■ **TASK DETAILS**
Out of the lines below, please list those that hold the string "JSON".

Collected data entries
>>>>
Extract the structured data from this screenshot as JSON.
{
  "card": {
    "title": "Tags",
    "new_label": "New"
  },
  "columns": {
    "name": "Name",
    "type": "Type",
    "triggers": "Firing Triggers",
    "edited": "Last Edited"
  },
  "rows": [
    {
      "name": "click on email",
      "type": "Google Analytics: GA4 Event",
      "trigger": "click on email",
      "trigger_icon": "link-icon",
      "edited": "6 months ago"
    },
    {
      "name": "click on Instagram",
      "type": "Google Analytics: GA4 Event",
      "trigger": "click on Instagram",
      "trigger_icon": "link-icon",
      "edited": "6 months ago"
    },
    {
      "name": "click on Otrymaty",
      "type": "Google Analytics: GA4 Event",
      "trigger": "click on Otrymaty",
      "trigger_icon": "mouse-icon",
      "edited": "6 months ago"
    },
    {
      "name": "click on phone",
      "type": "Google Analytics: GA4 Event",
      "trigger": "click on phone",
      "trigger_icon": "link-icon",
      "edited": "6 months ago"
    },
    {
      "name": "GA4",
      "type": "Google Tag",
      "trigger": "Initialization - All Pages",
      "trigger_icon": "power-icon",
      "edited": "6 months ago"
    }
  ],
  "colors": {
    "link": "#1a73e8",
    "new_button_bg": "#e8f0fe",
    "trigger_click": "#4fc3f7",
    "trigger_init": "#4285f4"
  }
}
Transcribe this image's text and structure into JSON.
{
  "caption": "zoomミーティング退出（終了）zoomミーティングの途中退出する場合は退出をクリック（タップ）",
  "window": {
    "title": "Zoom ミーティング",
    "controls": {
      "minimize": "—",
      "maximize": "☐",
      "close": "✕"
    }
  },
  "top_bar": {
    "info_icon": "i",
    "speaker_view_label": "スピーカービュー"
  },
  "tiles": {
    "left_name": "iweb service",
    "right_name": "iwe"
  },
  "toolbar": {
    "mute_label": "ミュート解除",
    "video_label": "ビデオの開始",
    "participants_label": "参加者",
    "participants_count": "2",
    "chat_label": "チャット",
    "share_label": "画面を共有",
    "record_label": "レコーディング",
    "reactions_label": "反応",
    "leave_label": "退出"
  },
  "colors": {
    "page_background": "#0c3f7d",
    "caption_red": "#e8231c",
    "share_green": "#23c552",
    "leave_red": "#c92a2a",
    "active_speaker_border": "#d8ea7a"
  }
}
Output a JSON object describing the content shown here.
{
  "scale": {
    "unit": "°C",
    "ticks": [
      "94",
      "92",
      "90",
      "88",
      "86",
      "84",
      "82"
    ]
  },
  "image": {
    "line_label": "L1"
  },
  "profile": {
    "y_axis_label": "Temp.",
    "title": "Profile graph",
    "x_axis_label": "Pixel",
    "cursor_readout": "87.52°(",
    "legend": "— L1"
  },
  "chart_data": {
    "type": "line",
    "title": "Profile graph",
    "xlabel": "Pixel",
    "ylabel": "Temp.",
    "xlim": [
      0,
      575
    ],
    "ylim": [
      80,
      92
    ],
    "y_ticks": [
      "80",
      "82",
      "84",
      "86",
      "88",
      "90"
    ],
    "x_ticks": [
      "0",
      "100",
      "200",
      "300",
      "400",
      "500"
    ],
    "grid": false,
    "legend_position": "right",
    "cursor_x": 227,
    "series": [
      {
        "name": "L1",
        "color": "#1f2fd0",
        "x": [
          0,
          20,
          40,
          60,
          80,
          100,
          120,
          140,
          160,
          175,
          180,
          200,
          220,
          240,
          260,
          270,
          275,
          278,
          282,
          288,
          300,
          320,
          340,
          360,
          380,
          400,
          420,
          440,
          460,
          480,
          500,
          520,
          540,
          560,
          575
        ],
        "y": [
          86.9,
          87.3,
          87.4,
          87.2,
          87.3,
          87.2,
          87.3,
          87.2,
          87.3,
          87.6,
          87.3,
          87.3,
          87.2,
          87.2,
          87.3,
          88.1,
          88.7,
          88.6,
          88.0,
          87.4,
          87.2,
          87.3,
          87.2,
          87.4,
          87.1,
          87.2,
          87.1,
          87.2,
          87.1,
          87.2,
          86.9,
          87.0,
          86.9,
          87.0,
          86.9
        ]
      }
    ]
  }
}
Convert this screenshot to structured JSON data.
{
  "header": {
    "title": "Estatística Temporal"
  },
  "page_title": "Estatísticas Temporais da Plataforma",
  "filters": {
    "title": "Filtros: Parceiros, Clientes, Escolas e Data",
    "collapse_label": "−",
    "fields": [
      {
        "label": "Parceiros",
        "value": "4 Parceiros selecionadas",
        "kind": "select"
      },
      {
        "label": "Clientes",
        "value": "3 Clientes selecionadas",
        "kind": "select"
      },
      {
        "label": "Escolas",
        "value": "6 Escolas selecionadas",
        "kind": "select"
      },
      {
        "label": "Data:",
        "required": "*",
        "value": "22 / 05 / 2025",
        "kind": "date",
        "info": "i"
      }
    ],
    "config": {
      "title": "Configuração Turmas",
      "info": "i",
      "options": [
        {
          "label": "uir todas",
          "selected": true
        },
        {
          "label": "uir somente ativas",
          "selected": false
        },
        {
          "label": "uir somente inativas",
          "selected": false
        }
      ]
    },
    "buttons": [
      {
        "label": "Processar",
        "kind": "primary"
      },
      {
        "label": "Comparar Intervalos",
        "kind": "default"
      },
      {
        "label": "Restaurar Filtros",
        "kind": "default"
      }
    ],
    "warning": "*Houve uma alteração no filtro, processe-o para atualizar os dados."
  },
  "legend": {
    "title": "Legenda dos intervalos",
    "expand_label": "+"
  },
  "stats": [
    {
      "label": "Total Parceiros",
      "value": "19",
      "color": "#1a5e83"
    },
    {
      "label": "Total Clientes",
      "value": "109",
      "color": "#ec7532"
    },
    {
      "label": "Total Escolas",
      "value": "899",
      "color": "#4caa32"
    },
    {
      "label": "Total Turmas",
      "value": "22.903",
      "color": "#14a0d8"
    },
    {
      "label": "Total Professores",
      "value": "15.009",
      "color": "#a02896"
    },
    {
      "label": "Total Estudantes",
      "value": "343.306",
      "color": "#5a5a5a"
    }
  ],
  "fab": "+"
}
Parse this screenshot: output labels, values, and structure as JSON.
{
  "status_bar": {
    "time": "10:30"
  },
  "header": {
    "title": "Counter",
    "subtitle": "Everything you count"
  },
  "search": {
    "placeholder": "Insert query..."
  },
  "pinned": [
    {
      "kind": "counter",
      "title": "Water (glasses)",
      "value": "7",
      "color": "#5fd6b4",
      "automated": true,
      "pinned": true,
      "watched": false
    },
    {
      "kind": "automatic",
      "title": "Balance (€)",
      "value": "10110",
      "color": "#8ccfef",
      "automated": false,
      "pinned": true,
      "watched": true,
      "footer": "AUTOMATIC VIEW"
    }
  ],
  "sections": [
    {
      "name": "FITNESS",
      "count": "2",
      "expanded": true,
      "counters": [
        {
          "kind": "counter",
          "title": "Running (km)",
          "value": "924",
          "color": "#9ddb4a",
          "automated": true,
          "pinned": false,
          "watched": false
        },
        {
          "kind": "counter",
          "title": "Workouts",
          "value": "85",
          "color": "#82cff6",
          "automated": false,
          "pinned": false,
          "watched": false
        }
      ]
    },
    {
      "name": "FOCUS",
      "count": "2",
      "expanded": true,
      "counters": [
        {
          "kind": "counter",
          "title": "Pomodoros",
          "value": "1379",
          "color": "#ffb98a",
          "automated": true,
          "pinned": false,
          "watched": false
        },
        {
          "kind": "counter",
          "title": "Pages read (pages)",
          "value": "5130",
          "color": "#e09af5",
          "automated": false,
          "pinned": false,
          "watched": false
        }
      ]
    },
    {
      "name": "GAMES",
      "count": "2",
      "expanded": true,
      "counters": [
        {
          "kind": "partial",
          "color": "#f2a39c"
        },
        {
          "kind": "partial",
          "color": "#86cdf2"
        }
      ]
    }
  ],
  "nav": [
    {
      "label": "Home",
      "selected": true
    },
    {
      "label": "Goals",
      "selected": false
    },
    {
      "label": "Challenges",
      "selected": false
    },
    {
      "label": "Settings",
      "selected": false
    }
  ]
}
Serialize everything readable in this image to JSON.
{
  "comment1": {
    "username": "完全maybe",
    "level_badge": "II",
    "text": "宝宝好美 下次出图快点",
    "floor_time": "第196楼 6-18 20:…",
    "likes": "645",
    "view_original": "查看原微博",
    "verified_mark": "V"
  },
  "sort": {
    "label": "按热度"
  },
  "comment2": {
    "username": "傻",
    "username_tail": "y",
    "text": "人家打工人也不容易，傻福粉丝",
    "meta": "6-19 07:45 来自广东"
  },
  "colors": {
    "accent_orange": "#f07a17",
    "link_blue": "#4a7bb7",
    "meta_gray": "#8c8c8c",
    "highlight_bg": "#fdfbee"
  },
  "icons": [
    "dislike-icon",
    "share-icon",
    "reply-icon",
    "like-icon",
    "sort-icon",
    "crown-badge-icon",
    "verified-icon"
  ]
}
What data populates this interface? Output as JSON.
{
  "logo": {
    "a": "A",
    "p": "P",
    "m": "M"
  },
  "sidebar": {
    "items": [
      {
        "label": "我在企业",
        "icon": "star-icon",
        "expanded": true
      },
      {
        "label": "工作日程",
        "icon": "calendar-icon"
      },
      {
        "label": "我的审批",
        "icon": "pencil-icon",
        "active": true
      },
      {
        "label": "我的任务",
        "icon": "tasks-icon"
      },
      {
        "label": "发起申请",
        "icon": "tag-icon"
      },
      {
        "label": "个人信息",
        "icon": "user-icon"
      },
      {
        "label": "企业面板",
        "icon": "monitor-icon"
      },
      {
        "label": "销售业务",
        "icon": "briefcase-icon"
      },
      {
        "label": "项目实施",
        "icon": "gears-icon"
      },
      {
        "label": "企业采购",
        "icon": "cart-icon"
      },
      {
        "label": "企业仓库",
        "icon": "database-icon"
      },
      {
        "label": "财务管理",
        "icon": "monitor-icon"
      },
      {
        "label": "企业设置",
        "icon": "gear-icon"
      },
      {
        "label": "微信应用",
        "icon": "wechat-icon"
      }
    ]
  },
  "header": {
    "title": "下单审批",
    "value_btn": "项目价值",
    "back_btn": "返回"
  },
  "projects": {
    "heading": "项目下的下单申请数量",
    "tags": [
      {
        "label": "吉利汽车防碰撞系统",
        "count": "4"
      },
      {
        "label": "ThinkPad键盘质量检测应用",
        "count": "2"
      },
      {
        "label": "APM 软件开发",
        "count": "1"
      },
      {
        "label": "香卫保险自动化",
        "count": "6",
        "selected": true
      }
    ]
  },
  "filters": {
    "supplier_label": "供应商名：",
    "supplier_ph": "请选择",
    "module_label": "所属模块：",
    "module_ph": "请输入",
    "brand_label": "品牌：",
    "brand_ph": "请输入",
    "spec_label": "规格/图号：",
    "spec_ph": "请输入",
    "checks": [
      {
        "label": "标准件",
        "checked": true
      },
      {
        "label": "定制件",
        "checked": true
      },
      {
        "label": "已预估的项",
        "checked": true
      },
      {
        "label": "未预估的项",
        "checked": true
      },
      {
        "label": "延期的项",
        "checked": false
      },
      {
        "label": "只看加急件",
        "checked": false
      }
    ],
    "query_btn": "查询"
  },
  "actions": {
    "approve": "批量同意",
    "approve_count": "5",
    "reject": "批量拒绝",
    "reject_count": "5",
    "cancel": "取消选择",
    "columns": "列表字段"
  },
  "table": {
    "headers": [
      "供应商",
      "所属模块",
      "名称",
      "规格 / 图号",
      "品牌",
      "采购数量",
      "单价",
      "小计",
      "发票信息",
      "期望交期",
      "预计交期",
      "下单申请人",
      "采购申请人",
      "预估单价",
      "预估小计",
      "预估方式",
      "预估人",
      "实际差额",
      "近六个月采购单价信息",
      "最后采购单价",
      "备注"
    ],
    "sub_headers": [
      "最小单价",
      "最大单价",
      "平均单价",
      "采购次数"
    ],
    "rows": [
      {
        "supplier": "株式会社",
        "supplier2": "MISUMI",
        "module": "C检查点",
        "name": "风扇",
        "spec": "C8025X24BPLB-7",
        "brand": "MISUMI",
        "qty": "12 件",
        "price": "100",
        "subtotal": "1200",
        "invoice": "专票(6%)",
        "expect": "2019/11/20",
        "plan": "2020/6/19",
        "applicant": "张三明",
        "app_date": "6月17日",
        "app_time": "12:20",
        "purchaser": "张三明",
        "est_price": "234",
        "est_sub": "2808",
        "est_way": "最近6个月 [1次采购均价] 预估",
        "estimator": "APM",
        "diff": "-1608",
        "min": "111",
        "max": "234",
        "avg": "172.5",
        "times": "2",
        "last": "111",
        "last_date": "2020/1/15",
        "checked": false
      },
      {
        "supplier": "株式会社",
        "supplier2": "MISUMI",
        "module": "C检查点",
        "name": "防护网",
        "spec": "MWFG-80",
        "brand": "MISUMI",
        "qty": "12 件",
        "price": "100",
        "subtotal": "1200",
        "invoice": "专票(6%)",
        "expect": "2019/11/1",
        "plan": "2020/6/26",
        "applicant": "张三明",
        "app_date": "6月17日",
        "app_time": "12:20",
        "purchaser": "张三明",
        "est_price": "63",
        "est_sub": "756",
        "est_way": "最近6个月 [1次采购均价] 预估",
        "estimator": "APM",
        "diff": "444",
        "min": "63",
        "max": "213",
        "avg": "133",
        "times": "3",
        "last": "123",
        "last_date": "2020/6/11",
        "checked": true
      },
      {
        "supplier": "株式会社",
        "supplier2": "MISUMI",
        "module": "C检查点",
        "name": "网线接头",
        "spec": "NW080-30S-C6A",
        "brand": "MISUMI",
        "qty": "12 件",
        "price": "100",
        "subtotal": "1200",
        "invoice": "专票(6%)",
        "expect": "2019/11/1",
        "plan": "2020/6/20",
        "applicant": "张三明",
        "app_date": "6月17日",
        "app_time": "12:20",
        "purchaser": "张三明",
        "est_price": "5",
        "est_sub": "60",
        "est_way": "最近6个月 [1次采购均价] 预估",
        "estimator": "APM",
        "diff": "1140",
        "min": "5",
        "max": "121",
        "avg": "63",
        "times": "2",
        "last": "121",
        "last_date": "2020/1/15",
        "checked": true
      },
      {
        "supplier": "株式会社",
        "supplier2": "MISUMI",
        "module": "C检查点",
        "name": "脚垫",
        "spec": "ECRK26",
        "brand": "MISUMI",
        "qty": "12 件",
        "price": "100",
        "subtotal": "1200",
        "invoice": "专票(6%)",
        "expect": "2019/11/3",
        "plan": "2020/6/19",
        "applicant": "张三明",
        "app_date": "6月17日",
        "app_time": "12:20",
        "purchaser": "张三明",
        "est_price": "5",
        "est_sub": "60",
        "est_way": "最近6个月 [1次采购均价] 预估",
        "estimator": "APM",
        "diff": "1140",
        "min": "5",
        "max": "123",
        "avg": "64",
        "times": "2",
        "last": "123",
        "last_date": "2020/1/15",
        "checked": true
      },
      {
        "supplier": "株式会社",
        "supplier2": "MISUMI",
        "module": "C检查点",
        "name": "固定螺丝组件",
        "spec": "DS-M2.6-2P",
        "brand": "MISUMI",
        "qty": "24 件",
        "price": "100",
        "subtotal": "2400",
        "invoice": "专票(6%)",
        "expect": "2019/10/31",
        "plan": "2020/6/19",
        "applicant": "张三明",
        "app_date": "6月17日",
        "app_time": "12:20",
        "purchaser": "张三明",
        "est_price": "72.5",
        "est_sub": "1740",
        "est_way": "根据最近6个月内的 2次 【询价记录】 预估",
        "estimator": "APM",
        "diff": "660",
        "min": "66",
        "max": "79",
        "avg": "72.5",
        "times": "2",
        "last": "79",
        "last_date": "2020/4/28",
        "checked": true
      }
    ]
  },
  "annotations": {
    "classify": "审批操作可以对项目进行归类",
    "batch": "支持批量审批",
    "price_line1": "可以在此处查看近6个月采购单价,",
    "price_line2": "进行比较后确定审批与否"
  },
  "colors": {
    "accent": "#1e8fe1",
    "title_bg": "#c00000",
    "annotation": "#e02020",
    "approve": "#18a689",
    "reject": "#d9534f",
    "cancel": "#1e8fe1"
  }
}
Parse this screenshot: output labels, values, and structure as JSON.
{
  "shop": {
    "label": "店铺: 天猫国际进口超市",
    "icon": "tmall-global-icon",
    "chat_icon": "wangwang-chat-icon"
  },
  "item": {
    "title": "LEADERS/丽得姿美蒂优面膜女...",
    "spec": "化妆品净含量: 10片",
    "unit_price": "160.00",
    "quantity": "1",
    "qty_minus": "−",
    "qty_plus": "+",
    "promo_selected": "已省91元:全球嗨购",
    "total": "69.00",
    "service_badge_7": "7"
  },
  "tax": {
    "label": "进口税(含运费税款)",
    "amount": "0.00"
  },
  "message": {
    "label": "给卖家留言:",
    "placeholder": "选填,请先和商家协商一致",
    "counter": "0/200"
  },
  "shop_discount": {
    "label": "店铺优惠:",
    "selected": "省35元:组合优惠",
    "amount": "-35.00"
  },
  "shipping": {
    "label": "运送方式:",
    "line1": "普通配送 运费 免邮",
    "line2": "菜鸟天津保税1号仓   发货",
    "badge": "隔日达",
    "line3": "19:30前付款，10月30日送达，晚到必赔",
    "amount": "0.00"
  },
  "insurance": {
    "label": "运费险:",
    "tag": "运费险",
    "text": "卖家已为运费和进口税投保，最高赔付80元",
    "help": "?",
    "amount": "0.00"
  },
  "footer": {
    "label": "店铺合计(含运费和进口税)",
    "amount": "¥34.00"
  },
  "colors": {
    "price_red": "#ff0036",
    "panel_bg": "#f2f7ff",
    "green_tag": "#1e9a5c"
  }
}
<<<<
■ **FULL SOLUTION**
Extract the structured data from this screenshot as JSON.
Transcribe this image's text and structure into JSON.
Output a JSON object describing the content shown here.
Convert this screenshot to structured JSON data.
Parse this screenshot: output labels, values, and structure as JSON.
Serialize everything readable in this image to JSON.
What data populates this interface? Output as JSON.
Parse this screenshot: output labels, values, and structure as JSON.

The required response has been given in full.